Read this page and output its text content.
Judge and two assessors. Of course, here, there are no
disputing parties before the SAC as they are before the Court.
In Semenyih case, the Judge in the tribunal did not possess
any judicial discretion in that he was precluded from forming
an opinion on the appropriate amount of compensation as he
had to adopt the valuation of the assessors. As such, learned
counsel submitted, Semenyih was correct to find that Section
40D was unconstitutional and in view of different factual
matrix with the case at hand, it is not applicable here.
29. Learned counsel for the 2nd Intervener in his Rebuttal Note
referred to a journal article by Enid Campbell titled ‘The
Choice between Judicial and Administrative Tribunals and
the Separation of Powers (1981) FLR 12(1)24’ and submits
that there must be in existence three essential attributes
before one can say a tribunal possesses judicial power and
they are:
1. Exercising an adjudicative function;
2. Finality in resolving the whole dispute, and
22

WHAT IS REQUIRED: Write every line of the material above again, exactly.

CORRECT RESULT:
Read this page and output its text content.
Judge and two assessors. Of course, here, there are no
disputing parties before the SAC as they are before the Court.
In Semenyih case, the Judge in the tribunal did not possess
any judicial discretion in that he was precluded from forming
an opinion on the appropriate amount of compensation as he
had to adopt the valuation of the assessors. As such, learned
counsel submitted, Semenyih was correct to find that Section
40D was unconstitutional and in view of different factual
matrix with the case at hand, it is not applicable here.
29. Learned counsel for the 2nd Intervener in his Rebuttal Note
referred to a journal article by Enid Campbell titled ‘The
Choice between Judicial and Administrative Tribunals and
the Separation of Powers (1981) FLR 12(1)24’ and submits
that there must be in existence three essential attributes
before one can say a tribunal possesses judicial power and
they are:
1. Exercising an adjudicative function;
2. Finality in resolving the whole dispute, and
22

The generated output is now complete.